Supplied data:
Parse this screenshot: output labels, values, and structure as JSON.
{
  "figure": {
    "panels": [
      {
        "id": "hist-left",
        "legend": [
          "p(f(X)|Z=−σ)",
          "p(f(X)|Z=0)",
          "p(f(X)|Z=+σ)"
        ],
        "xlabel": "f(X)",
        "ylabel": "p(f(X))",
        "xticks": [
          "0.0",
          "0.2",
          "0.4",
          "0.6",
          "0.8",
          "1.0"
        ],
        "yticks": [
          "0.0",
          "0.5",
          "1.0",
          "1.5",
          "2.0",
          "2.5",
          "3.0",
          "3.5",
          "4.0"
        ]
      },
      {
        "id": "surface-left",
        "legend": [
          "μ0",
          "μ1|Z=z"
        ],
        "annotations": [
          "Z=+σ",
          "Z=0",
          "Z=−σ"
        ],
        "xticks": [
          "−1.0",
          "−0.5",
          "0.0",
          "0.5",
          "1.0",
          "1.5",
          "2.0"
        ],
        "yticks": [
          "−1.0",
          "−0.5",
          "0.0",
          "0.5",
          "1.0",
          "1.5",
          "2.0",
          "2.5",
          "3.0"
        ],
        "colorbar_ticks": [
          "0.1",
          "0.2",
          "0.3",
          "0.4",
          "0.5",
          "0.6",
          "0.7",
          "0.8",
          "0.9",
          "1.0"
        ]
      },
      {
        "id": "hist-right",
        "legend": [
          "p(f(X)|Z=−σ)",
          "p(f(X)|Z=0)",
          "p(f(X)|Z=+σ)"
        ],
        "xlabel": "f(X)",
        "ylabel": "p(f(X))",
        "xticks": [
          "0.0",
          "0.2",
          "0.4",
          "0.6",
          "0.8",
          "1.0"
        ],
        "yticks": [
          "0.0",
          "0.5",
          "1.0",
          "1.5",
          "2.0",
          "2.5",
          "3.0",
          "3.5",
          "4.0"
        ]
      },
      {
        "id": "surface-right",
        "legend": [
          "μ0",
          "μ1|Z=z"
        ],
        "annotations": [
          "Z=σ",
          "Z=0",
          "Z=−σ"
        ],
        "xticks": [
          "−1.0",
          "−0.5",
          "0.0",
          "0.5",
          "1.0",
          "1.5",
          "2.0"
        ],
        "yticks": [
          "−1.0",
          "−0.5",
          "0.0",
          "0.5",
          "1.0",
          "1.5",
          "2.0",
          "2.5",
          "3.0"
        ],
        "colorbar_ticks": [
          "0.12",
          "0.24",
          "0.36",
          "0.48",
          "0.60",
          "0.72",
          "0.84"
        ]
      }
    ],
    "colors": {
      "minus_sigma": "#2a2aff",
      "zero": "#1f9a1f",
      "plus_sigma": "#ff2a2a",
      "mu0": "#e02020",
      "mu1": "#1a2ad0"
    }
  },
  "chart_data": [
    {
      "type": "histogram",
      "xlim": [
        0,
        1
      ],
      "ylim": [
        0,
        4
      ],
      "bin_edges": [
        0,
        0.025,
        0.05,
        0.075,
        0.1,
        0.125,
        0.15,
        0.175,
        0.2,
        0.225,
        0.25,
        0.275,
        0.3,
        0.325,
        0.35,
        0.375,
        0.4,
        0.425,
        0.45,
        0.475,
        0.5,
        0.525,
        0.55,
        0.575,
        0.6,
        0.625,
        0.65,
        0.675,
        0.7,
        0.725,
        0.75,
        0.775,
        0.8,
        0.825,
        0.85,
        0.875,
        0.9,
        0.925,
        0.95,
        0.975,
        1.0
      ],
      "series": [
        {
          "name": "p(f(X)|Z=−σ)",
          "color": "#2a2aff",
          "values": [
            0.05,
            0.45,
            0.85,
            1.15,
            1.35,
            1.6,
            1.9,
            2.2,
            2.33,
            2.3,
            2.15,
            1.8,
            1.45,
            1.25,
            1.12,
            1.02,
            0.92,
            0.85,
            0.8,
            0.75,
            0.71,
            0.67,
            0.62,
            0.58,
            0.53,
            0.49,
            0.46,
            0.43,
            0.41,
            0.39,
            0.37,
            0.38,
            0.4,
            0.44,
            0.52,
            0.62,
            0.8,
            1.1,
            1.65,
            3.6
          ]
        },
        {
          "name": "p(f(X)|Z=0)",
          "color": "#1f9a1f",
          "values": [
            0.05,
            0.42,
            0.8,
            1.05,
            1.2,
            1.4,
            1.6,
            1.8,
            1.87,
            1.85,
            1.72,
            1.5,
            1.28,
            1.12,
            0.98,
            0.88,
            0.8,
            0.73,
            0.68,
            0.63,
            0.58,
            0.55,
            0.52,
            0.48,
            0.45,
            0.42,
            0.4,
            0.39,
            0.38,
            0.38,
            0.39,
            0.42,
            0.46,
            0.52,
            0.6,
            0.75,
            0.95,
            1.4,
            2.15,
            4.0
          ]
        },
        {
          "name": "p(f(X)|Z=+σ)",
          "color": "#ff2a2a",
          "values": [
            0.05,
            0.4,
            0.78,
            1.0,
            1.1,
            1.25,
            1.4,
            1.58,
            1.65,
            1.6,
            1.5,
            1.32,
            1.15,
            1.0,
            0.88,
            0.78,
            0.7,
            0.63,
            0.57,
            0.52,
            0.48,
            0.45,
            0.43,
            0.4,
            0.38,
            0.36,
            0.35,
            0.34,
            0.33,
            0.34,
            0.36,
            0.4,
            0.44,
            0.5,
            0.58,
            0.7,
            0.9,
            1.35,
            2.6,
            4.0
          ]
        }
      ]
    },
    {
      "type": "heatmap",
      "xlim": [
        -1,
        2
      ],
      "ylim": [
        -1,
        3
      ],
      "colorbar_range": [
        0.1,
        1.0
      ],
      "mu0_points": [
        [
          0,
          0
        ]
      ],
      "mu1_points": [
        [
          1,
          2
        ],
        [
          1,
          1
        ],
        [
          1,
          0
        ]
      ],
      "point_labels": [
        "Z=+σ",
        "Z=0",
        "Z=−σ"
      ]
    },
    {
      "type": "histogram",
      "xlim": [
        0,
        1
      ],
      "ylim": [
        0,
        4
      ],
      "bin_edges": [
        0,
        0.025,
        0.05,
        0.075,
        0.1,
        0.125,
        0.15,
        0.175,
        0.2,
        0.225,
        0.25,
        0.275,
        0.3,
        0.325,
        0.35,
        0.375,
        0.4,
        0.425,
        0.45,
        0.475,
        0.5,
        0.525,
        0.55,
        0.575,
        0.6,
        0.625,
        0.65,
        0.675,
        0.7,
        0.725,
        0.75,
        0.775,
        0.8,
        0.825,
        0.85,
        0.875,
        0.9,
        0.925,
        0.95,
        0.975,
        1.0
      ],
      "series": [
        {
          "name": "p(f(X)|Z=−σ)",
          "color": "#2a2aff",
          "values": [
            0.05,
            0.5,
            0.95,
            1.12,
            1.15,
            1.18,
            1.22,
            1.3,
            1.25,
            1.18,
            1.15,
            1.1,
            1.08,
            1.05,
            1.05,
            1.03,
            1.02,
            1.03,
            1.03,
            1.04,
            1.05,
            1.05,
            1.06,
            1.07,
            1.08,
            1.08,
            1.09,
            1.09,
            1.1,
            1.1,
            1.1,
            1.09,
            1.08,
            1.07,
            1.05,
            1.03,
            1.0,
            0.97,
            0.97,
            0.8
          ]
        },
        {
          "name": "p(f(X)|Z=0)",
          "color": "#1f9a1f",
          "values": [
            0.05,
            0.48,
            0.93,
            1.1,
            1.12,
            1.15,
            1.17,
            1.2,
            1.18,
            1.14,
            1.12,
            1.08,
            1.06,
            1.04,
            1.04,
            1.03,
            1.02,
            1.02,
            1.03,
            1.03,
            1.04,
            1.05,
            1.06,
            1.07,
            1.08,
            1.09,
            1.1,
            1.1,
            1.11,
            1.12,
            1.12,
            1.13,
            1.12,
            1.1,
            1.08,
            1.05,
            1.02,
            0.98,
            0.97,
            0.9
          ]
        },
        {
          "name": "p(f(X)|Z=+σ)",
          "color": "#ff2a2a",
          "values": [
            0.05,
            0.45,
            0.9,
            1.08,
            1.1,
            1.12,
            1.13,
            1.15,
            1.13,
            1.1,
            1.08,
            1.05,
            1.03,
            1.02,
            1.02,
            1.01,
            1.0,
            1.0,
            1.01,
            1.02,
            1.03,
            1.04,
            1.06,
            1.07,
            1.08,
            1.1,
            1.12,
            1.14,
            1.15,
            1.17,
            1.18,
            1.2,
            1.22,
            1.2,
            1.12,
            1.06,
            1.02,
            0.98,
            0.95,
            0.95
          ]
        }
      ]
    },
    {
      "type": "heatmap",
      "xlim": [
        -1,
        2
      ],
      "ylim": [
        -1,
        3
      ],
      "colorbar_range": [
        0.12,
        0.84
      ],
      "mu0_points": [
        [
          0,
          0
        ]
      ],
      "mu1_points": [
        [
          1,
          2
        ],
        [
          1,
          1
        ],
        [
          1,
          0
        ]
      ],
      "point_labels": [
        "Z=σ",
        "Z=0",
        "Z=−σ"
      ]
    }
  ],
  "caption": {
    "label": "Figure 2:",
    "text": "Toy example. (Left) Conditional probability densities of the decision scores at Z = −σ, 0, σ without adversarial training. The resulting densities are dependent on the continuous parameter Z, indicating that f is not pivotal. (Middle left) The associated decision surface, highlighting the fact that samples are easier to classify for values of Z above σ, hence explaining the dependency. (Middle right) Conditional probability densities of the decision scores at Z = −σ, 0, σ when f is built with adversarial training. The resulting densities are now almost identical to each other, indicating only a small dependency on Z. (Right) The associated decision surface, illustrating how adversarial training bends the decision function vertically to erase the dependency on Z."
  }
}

Problem statement: Find every line that holds "left" and copy it.

Response below:
        "id": "hist-left",
        "id": "surface-left",
    "text": "Toy example. (Left) Conditional probability densities of the decision scores at Z = −σ, 0, σ without adversarial training. The resulting densities are dependent on the continuous parameter Z, indicating that f is not pivotal. (Middle left) The associated decision surface, highlighting the fact that samples are easier to classify for values of Z above σ, hence explaining the dependency. (Middle right) Conditional probability densities of the decision scores at Z = −σ, 0, σ when f is built with adversarial training. The resulting densities are now almost identical to each other, indicating only a small dependency on Z. (Right) The associated decision surface, illustrating how adversarial training bends the decision function vertically to erase the dependency on Z."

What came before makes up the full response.